# TO BE DONE
Locate the word "Appt" in the material, then show every line that holds it.

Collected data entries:
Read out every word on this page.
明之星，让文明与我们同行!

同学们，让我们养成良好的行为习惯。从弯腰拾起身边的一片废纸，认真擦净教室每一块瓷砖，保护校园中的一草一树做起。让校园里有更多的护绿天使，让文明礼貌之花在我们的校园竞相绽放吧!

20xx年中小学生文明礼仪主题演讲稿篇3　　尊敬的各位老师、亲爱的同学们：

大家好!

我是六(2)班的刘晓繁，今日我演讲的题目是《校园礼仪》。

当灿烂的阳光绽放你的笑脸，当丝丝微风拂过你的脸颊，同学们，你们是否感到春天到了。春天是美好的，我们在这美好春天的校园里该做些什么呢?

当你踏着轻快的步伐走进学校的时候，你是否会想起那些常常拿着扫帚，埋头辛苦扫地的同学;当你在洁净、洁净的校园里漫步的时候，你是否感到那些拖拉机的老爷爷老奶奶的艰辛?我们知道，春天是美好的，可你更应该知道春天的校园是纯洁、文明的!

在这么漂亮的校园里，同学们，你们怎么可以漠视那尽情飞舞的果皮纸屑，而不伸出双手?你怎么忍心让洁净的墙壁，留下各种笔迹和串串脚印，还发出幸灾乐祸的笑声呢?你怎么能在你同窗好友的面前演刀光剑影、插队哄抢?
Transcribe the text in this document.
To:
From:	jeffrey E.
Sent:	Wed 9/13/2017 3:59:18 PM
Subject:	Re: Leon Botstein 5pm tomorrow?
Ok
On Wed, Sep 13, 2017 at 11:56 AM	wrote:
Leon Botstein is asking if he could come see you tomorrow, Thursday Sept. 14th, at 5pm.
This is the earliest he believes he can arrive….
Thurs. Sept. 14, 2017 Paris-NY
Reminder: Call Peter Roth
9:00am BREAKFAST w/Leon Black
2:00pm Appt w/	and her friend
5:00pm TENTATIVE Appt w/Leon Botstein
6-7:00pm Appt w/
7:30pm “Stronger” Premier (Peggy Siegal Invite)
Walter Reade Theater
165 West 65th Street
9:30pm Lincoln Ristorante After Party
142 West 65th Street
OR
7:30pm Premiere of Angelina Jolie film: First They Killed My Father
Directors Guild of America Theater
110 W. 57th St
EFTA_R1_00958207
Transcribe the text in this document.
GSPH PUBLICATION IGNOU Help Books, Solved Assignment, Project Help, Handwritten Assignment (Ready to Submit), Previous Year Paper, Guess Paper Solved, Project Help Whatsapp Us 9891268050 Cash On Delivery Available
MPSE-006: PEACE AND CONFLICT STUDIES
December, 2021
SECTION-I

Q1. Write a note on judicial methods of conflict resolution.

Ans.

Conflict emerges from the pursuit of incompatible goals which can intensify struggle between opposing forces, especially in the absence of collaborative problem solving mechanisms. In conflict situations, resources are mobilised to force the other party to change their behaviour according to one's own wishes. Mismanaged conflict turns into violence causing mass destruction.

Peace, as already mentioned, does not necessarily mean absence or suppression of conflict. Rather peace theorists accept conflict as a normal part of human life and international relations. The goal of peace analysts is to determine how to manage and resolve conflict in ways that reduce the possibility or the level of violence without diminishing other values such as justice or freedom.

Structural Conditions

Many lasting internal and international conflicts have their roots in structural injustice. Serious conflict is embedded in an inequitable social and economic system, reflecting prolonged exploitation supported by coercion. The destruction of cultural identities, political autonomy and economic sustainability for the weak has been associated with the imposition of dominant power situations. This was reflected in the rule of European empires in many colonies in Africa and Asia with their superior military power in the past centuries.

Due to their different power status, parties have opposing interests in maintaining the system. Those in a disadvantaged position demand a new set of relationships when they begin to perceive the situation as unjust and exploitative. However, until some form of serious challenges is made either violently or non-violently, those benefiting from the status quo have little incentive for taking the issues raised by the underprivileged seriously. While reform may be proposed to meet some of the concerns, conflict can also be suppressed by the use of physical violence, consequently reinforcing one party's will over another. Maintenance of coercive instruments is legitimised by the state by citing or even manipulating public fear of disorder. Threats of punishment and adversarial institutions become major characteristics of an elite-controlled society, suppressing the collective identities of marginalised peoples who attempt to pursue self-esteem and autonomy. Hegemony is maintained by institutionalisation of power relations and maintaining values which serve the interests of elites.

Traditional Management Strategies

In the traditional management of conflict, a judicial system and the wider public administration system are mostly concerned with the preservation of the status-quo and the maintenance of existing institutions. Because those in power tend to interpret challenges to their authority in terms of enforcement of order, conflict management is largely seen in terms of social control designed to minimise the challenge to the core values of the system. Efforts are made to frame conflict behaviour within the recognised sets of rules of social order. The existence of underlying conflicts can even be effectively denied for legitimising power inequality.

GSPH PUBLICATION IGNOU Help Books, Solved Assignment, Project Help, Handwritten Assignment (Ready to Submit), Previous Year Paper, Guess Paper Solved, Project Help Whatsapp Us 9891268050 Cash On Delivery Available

# TASK RESPONSE
2:00pm Appt w/	and her friend
5:00pm TENTATIVE Appt w/Leon Botstein
6-7:00pm Appt w/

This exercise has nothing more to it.